%%
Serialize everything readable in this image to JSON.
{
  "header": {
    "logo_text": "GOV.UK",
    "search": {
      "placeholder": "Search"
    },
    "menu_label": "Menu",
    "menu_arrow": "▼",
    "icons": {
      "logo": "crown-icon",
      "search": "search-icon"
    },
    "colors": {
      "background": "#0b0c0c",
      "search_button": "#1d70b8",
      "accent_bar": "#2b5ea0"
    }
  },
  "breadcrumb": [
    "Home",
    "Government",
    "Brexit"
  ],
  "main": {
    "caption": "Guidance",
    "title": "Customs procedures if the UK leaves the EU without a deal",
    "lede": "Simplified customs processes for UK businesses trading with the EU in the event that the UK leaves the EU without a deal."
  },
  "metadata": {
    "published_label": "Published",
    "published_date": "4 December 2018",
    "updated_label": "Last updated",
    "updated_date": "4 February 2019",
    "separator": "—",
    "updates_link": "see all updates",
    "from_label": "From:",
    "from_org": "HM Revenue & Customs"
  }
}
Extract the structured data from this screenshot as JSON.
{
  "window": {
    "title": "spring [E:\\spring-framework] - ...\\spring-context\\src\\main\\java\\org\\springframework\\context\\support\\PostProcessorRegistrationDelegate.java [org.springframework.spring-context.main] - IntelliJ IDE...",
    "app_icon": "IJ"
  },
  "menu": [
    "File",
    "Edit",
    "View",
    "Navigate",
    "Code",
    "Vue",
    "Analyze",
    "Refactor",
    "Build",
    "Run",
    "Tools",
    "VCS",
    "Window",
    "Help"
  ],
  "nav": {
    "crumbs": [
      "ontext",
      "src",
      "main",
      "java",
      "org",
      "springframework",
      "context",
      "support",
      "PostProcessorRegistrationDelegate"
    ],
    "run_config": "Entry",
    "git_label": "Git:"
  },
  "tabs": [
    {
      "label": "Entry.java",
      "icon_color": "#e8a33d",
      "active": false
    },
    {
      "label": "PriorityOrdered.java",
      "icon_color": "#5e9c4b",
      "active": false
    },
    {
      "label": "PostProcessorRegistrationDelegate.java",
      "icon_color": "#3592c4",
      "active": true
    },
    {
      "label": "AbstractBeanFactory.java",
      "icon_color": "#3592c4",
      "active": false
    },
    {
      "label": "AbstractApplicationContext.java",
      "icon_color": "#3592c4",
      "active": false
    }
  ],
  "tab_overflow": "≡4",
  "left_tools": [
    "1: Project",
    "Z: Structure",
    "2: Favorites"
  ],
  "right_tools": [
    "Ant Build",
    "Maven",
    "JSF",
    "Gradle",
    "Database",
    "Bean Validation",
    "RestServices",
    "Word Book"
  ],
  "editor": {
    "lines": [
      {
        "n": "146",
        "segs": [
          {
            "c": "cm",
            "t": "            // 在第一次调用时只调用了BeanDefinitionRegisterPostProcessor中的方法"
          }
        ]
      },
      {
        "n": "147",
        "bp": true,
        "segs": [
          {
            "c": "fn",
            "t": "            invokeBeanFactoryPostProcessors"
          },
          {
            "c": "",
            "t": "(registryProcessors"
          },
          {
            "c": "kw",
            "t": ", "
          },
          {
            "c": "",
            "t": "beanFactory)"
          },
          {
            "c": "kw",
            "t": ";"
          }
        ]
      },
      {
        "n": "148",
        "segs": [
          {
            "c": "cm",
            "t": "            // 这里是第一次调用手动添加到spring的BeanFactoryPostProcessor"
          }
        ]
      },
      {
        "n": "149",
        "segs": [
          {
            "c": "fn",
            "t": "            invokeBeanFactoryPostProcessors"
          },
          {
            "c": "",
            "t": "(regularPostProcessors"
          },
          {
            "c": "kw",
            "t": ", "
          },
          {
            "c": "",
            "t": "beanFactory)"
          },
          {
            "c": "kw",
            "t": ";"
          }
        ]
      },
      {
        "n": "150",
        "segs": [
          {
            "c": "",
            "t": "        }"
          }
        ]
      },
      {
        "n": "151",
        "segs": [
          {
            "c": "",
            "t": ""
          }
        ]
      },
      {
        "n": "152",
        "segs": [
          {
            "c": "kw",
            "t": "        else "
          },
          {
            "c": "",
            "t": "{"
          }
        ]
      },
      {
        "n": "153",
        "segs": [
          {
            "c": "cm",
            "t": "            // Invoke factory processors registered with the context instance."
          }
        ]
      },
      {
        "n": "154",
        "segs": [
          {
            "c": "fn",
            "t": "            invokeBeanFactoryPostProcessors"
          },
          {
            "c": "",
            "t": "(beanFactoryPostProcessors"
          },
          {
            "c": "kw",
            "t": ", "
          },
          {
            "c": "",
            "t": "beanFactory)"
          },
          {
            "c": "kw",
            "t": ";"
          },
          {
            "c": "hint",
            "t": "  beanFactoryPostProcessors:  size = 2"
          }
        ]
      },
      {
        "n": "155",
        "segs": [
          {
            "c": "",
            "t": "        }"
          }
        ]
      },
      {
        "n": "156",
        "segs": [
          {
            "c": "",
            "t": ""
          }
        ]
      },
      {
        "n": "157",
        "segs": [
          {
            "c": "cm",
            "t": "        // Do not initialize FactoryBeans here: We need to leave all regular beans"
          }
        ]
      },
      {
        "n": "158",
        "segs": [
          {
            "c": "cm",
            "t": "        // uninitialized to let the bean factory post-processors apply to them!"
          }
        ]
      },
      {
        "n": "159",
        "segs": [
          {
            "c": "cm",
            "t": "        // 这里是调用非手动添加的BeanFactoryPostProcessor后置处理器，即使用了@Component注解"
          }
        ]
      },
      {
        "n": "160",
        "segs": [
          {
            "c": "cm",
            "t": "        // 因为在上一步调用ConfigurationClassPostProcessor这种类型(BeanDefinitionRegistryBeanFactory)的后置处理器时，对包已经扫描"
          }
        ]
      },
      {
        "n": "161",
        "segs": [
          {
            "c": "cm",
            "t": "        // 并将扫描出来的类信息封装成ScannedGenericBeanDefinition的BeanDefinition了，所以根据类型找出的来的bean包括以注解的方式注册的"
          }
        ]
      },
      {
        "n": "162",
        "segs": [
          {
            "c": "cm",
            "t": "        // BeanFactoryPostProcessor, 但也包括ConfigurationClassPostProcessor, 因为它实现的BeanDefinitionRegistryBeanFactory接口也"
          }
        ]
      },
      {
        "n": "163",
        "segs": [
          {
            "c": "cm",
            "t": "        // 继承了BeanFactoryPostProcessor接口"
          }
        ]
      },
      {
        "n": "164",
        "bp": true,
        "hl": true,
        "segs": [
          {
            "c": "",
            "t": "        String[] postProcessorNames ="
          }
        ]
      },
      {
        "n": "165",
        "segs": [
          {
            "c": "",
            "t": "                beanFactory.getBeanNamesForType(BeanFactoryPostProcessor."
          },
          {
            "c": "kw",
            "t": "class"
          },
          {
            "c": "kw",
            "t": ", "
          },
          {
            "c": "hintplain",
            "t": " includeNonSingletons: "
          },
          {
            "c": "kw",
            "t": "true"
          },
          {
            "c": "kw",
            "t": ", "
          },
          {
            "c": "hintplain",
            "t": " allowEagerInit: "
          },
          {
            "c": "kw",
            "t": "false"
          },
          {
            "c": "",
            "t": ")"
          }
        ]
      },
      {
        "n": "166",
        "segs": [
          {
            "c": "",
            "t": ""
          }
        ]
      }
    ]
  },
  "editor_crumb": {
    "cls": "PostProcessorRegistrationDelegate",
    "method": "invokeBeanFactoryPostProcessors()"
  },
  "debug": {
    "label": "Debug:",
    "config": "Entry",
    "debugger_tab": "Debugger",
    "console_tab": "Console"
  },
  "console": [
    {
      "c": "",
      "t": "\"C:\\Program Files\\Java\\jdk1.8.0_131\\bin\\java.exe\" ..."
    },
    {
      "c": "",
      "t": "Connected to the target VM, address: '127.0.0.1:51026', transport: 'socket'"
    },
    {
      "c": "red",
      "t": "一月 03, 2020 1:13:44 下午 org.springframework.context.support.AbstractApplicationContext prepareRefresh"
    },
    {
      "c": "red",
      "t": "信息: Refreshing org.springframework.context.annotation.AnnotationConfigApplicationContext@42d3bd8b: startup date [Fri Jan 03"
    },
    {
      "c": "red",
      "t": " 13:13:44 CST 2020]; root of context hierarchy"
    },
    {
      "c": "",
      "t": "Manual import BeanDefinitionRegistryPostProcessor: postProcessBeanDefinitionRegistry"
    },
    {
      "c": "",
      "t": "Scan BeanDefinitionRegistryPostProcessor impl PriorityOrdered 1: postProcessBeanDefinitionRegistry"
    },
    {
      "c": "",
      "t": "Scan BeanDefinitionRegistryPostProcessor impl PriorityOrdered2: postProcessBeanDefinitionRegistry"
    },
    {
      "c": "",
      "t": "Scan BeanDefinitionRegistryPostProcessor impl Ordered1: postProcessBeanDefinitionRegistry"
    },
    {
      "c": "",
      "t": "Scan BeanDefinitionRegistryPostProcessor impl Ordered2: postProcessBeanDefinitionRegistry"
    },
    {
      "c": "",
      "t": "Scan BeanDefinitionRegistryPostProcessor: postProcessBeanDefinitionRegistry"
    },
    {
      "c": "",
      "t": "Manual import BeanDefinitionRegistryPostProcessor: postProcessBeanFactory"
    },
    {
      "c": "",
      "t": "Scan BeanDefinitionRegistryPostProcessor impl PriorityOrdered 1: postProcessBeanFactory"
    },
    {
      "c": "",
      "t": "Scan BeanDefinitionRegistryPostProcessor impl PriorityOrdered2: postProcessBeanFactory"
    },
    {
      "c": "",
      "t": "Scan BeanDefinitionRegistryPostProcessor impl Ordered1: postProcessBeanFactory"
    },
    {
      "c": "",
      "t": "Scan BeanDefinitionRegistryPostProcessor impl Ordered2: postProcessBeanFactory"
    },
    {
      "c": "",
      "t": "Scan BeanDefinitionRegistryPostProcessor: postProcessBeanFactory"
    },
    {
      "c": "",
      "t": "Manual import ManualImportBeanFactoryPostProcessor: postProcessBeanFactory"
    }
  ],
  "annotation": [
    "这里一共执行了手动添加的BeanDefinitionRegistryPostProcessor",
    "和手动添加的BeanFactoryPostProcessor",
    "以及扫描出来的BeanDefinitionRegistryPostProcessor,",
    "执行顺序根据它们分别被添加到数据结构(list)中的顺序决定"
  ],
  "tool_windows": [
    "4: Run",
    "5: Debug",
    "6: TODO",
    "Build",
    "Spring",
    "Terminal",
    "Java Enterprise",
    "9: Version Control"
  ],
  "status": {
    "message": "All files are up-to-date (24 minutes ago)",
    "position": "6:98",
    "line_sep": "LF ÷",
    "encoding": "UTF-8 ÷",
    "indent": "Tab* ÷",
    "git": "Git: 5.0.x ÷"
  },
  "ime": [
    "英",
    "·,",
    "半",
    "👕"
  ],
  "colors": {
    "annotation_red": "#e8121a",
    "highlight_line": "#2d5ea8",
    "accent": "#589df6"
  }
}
%%
Instructions for the task - Write out every line of the entries that holds the word "without".

In response -
    "title": "Customs procedures if the UK leaves the EU without a deal",
    "lede": "Simplified customs processes for UK businesses trading with the EU in the event that the UK leaves the EU without a deal."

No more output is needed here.